Extract every entry word for word. Skip the pictures.

Records excerpted from a collection:
========================================

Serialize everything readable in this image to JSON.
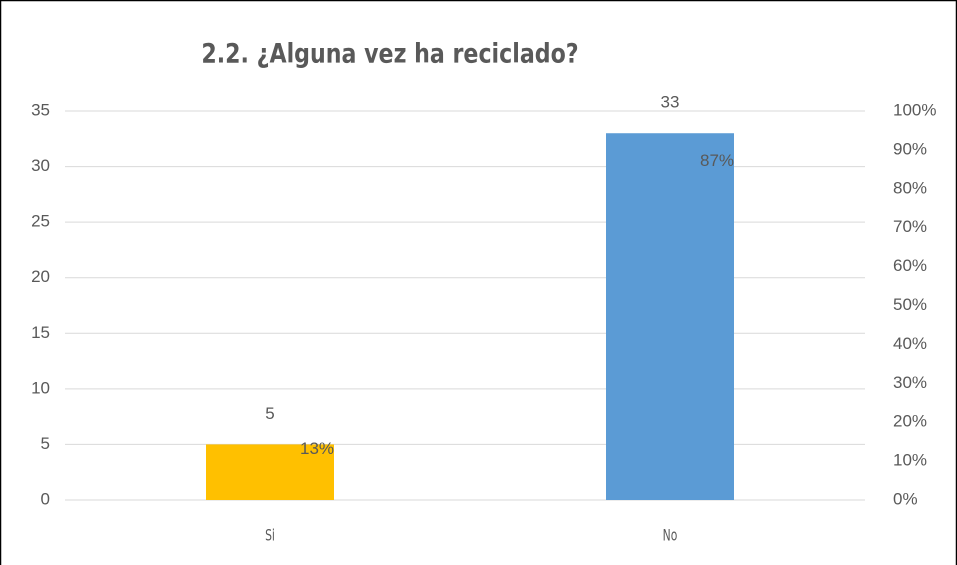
{
  "chart_data": {
    "type": "bar",
    "title": "2.2. ¿Alguna vez ha reciclado?",
    "categories": [
      "Si",
      "No"
    ],
    "series": [
      {
        "colors": [
          "#ffc000",
          "#5b9bd5"
        ],
        "values": [
          5,
          33
        ]
      },
      {
        "axis": "y2",
        "values": [
          13,
          87
        ],
        "value_labels": [
          "13%",
          "87%"
        ]
      }
    ],
    "ylim": [
      0,
      35
    ],
    "yticks": [
      0,
      5,
      10,
      15,
      20,
      25,
      30,
      35
    ],
    "y2lim": [
      0,
      100
    ],
    "y2ticks": [
      {
        "value": 0,
        "label": "0%"
      },
      {
        "value": 10,
        "label": "10%"
      },
      {
        "value": 20,
        "label": "20%"
      },
      {
        "value": 30,
        "label": "30%"
      },
      {
        "value": 40,
        "label": "40%"
      },
      {
        "value": 50,
        "label": "50%"
      },
      {
        "value": 60,
        "label": "60%"
      },
      {
        "value": 70,
        "label": "70%"
      },
      {
        "value": 80,
        "label": "80%"
      },
      {
        "value": 90,
        "label": "90%"
      },
      {
        "value": 100,
        "label": "100%"
      }
    ],
    "grid": true
  }
}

========================================

» Exercise output:
Serialize everything readable in this image to JSON.
{
  "chart_data": {
    "type": "bar",
    "title": "2.2. ¿Alguna vez ha reciclado?",
    "categories": [
      "Si",
      "No"
    ],
    "series": [
      {
        "colors": [
          "#ffc000",
          "#5b9bd5"
        ],
        "values": [
          5,
          33
        ]
      },
      {
        "axis": "y2",
        "values": [
          13,
          87
        ],
        "value_labels": [
          "13%",
          "87%"
        ]
      }
    ],
    "ylim": [
      0,
      35
    ],
    "yticks": [
      0,
      5,
      10,
      15,
      20,
      25,
      30,
      35
    ],
    "y2lim": [
      0,
      100
    ],
    "y2ticks": [
      {
        "value": 0,
        "label": "0%"
      },
      {
        "value": 10,
        "label": "10%"
      },
      {
        "value": 20,
        "label": "20%"
      },
      {
        "value": 30,
        "label": "30%"
      },
      {
        "value": 40,
        "label": "40%"
      },
      {
        "value": 50,
        "label": "50%"
      },
      {
        "value": 60,
        "label": "60%"
      },
      {
        "value": 70,
        "label": "70%"
      },
      {
        "value": 80,
        "label": "80%"
      },
      {
        "value": 90,
        "label": "90%"
      },
      {
        "value": 100,
        "label": "100%"
      }
    ],
    "grid": true
  }
}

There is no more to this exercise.